### Data to process:
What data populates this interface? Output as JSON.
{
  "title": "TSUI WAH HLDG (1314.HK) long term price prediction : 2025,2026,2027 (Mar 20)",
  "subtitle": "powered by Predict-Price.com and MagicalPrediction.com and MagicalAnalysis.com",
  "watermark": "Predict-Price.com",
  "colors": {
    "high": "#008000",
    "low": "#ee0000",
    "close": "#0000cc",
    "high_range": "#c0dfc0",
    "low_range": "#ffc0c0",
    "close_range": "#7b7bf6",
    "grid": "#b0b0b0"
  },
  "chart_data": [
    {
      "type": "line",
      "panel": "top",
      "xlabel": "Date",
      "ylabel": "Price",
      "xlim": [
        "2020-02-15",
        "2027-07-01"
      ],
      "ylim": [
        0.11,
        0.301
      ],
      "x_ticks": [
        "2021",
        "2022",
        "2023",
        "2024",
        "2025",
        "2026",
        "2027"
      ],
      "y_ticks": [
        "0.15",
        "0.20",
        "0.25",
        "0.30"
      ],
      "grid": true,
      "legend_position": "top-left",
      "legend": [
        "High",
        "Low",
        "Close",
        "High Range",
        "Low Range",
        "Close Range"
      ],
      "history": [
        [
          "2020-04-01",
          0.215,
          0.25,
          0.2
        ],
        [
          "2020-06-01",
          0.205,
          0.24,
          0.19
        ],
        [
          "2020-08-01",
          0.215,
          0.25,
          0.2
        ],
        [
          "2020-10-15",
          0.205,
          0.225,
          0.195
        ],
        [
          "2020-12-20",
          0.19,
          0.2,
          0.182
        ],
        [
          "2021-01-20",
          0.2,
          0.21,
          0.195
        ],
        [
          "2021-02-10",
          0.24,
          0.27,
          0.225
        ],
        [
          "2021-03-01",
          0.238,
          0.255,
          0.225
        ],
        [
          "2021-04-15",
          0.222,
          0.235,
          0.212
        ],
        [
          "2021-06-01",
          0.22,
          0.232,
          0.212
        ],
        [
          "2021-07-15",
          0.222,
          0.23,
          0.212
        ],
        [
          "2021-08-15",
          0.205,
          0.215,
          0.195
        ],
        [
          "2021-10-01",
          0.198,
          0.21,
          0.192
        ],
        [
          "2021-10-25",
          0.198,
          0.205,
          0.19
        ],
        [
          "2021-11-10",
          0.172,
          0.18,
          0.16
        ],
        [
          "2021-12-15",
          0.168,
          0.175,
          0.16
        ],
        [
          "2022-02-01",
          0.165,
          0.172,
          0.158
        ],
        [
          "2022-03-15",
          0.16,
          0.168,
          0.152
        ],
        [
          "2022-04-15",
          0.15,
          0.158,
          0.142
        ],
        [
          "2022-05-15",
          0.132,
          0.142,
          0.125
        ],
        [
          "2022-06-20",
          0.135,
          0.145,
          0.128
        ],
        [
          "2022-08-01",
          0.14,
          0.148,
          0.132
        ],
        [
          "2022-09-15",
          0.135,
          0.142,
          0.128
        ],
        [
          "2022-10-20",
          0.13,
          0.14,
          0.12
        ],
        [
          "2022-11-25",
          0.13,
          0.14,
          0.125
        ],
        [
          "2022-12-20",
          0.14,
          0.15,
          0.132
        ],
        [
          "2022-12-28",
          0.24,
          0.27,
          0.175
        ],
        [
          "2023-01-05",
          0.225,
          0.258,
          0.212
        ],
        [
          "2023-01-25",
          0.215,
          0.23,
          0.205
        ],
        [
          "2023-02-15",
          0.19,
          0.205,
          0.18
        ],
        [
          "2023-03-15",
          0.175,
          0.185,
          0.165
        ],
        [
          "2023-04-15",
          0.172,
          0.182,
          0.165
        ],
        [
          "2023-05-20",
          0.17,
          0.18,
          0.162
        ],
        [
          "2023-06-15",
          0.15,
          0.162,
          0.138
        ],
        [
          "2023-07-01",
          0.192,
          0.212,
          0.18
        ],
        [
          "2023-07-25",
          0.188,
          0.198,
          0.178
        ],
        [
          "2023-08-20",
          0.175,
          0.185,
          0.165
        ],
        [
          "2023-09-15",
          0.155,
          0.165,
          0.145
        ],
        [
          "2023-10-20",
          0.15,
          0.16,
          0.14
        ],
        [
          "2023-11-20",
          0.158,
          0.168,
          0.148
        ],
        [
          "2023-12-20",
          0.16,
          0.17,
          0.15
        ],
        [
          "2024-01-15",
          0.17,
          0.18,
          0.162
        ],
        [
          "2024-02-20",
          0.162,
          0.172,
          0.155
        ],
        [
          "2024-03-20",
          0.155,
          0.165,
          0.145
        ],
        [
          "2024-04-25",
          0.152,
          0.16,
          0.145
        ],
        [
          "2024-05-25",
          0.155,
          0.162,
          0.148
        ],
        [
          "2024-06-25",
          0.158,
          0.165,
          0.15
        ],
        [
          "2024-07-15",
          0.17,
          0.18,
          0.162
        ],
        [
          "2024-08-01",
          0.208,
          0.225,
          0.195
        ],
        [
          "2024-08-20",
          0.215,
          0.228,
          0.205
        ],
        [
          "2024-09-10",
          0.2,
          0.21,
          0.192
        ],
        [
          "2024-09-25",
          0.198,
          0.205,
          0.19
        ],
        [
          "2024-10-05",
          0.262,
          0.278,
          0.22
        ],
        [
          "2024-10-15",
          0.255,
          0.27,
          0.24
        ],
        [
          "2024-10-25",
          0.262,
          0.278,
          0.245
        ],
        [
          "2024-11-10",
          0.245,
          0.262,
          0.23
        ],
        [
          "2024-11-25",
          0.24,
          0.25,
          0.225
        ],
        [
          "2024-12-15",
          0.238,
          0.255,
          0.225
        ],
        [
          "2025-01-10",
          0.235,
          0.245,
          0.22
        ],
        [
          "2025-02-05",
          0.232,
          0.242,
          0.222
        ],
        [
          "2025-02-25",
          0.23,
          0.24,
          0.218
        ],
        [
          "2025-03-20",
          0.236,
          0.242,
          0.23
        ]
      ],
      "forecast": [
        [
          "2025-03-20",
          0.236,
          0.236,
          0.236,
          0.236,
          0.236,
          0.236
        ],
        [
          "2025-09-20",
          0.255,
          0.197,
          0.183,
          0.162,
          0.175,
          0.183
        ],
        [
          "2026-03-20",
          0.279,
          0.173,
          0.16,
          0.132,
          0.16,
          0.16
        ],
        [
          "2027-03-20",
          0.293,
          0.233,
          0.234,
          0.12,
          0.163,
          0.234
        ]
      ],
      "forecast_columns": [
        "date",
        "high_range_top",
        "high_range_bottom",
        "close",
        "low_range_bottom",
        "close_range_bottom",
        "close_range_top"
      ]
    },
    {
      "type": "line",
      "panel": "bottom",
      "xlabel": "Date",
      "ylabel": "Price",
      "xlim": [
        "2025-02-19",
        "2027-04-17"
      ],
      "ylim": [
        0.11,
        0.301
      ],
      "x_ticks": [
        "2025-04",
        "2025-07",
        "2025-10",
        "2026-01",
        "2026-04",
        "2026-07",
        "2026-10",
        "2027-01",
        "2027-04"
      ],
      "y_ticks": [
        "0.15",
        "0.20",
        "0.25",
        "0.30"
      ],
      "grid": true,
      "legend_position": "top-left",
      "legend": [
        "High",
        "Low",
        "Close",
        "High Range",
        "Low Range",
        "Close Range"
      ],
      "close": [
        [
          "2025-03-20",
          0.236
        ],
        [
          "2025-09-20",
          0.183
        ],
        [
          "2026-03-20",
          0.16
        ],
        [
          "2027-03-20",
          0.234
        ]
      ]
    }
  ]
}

### Required task:
The records above are to be copied in full, exactly as written.

### Output of the task:
What data populates this interface? Output as JSON.
{
  "title": "TSUI WAH HLDG (1314.HK) long term price prediction : 2025,2026,2027 (Mar 20)",
  "subtitle": "powered by Predict-Price.com and MagicalPrediction.com and MagicalAnalysis.com",
  "watermark": "Predict-Price.com",
  "colors": {
    "high": "#008000",
    "low": "#ee0000",
    "close": "#0000cc",
    "high_range": "#c0dfc0",
    "low_range": "#ffc0c0",
    "close_range": "#7b7bf6",
    "grid": "#b0b0b0"
  },
  "chart_data": [
    {
      "type": "line",
      "panel": "top",
      "xlabel": "Date",
      "ylabel": "Price",
      "xlim": [
        "2020-02-15",
        "2027-07-01"
      ],
      "ylim": [
        0.11,
        0.301
      ],
      "x_ticks": [
        "2021",
        "2022",
        "2023",
        "2024",
        "2025",
        "2026",
        "2027"
      ],
      "y_ticks": [
        "0.15",
        "0.20",
        "0.25",
        "0.30"
      ],
      "grid": true,
      "legend_position": "top-left",
      "legend": [
        "High",
        "Low",
        "Close",
        "High Range",
        "Low Range",
        "Close Range"
      ],
      "history": [
        [
          "2020-04-01",
          0.215,
          0.25,
          0.2
        ],
        [
          "2020-06-01",
          0.205,
          0.24,
          0.19
        ],
        [
          "2020-08-01",
          0.215,
          0.25,
          0.2
        ],
        [
          "2020-10-15",
          0.205,
          0.225,
          0.195
        ],
        [
          "2020-12-20",
          0.19,
          0.2,
          0.182
        ],
        [
          "2021-01-20",
          0.2,
          0.21,
          0.195
        ],
        [
          "2021-02-10",
          0.24,
          0.27,
          0.225
        ],
        [
          "2021-03-01",
          0.238,
          0.255,
          0.225
        ],
        [
          "2021-04-15",
          0.222,
          0.235,
          0.212
        ],
        [
          "2021-06-01",
          0.22,
          0.232,
          0.212
        ],
        [
          "2021-07-15",
          0.222,
          0.23,
          0.212
        ],
        [
          "2021-08-15",
          0.205,
          0.215,
          0.195
        ],
        [
          "2021-10-01",
          0.198,
          0.21,
          0.192
        ],
        [
          "2021-10-25",
          0.198,
          0.205,
          0.19
        ],
        [
          "2021-11-10",
          0.172,
          0.18,
          0.16
        ],
        [
          "2021-12-15",
          0.168,
          0.175,
          0.16
        ],
        [
          "2022-02-01",
          0.165,
          0.172,
          0.158
        ],
        [
          "2022-03-15",
          0.16,
          0.168,
          0.152
        ],
        [
          "2022-04-15",
          0.15,
          0.158,
          0.142
        ],
        [
          "2022-05-15",
          0.132,
          0.142,
          0.125
        ],
        [
          "2022-06-20",
          0.135,
          0.145,
          0.128
        ],
        [
          "2022-08-01",
          0.14,
          0.148,
          0.132
        ],
        [
          "2022-09-15",
          0.135,
          0.142,
          0.128
        ],
        [
          "2022-10-20",
          0.13,
          0.14,
          0.12
        ],
        [
          "2022-11-25",
          0.13,
          0.14,
          0.125
        ],
        [
          "2022-12-20",
          0.14,
          0.15,
          0.132
        ],
        [
          "2022-12-28",
          0.24,
          0.27,
          0.175
        ],
        [
          "2023-01-05",
          0.225,
          0.258,
          0.212
        ],
        [
          "2023-01-25",
          0.215,
          0.23,
          0.205
        ],
        [
          "2023-02-15",
          0.19,
          0.205,
          0.18
        ],
        [
          "2023-03-15",
          0.175,
          0.185,
          0.165
        ],
        [
          "2023-04-15",
          0.172,
          0.182,
          0.165
        ],
        [
          "2023-05-20",
          0.17,
          0.18,
          0.162
        ],
        [
          "2023-06-15",
          0.15,
          0.162,
          0.138
        ],
        [
          "2023-07-01",
          0.192,
          0.212,
          0.18
        ],
        [
          "2023-07-25",
          0.188,
          0.198,
          0.178
        ],
        [
          "2023-08-20",
          0.175,
          0.185,
          0.165
        ],
        [
          "2023-09-15",
          0.155,
          0.165,
          0.145
        ],
        [
          "2023-10-20",
          0.15,
          0.16,
          0.14
        ],
        [
          "2023-11-20",
          0.158,
          0.168,
          0.148
        ],
        [
          "2023-12-20",
          0.16,
          0.17,
          0.15
        ],
        [
          "2024-01-15",
          0.17,
          0.18,
          0.162
        ],
        [
          "2024-02-20",
          0.162,
          0.172,
          0.155
        ],
        [
          "2024-03-20",
          0.155,
          0.165,
          0.145
        ],
        [
          "2024-04-25",
          0.152,
          0.16,
          0.145
        ],
        [
          "2024-05-25",
          0.155,
          0.162,
          0.148
        ],
        [
          "2024-06-25",
          0.158,
          0.165,
          0.15
        ],
        [
          "2024-07-15",
          0.17,
          0.18,
          0.162
        ],
        [
          "2024-08-01",
          0.208,
          0.225,
          0.195
        ],
        [
          "2024-08-20",
          0.215,
          0.228,
          0.205
        ],
        [
          "2024-09-10",
          0.2,
          0.21,
          0.192
        ],
        [
          "2024-09-25",
          0.198,
          0.205,
          0.19
        ],
        [
          "2024-10-05",
          0.262,
          0.278,
          0.22
        ],
        [
          "2024-10-15",
          0.255,
          0.27,
          0.24
        ],
        [
          "2024-10-25",
          0.262,
          0.278,
          0.245
        ],
        [
          "2024-11-10",
          0.245,
          0.262,
          0.23
        ],
        [
          "2024-11-25",
          0.24,
          0.25,
          0.225
        ],
        [
          "2024-12-15",
          0.238,
          0.255,
          0.225
        ],
        [
          "2025-01-10",
          0.235,
          0.245,
          0.22
        ],
        [
          "2025-02-05",
          0.232,
          0.242,
          0.222
        ],
        [
          "2025-02-25",
          0.23,
          0.24,
          0.218
        ],
        [
          "2025-03-20",
          0.236,
          0.242,
          0.23
        ]
      ],
      "forecast": [
        [
          "2025-03-20",
          0.236,
          0.236,
          0.236,
          0.236,
          0.236,
          0.236
        ],
        [
          "2025-09-20",
          0.255,
          0.197,
          0.183,
          0.162,
          0.175,
          0.183
        ],
        [
          "2026-03-20",
          0.279,
          0.173,
          0.16,
          0.132,
          0.16,
          0.16
        ],
        [
          "2027-03-20",
          0.293,
          0.233,
          0.234,
          0.12,
          0.163,
          0.234
        ]
      ],
      "forecast_columns": [
        "date",
        "high_range_top",
        "high_range_bottom",
        "close",
        "low_range_bottom",
        "close_range_bottom",
        "close_range_top"
      ]
    },
    {
      "type": "line",
      "panel": "bottom",
      "xlabel": "Date",
      "ylabel": "Price",
      "xlim": [
        "2025-02-19",
        "2027-04-17"
      ],
      "ylim": [
        0.11,
        0.301
      ],
      "x_ticks": [
        "2025-04",
        "2025-07",
        "2025-10",
        "2026-01",
        "2026-04",
        "2026-07",
        "2026-10",
        "2027-01",
        "2027-04"
      ],
      "y_ticks": [
        "0.15",
        "0.20",
        "0.25",
        "0.30"
      ],
      "grid": true,
      "legend_position": "top-left",
      "legend": [
        "High",
        "Low",
        "Close",
        "High Range",
        "Low Range",
        "Close Range"
      ],
      "close": [
        [
          "2025-03-20",
          0.236
        ],
        [
          "2025-09-20",
          0.183
        ],
        [
          "2026-03-20",
          0.16
        ],
        [
          "2027-03-20",
          0.234
        ]
      ]
    }
  ]
}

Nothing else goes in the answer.